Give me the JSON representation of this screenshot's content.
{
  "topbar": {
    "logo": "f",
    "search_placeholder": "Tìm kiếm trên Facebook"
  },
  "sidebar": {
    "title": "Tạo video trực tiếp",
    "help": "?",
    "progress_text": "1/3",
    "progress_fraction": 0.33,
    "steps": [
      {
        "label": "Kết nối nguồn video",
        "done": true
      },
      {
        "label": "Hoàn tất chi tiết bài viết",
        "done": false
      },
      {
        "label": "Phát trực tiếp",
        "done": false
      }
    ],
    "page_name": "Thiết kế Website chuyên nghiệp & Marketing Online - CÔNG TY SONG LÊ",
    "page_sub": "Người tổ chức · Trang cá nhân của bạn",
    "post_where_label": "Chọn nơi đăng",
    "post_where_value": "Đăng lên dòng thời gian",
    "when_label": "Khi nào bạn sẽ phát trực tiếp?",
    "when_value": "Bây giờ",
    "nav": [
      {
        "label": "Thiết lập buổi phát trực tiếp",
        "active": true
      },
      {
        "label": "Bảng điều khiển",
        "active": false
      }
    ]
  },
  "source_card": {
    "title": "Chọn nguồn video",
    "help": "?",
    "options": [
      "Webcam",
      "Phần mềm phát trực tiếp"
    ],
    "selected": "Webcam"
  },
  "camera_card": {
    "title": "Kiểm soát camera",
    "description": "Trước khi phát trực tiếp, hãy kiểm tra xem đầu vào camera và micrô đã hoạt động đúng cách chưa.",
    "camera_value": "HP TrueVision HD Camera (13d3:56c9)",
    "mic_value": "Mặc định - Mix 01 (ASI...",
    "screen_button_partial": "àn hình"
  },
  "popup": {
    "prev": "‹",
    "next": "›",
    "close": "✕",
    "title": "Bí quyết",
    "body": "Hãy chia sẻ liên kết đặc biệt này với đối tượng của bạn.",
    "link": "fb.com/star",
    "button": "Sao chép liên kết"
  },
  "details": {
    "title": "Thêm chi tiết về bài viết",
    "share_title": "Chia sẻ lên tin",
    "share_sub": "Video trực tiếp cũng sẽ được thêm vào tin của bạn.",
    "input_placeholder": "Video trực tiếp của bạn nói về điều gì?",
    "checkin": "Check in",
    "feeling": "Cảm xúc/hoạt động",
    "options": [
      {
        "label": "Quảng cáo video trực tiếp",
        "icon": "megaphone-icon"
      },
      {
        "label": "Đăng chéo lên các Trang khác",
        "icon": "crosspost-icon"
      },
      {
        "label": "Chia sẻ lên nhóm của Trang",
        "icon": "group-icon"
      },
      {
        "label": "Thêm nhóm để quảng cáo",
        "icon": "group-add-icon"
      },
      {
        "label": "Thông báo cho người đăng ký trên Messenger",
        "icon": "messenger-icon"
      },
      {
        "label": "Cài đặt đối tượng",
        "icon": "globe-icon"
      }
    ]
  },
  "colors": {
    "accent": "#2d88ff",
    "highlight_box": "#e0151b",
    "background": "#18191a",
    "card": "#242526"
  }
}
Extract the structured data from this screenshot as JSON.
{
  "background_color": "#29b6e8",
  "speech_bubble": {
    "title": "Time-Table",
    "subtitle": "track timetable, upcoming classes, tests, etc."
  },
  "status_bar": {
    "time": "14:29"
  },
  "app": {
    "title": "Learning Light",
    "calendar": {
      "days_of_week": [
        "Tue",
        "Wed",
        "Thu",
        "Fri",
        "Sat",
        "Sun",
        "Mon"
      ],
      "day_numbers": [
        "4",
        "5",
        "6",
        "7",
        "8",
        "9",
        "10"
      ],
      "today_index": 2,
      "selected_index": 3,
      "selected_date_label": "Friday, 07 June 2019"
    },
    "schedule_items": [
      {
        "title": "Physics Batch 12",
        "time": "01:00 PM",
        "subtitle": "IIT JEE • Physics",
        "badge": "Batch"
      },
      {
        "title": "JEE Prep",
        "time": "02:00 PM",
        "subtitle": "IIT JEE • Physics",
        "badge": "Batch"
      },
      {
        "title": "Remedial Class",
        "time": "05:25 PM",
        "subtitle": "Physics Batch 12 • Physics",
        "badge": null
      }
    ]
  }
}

****************

Determine the number of lines in the listing that contain the string "nhóm". Write that number and nothing else.

2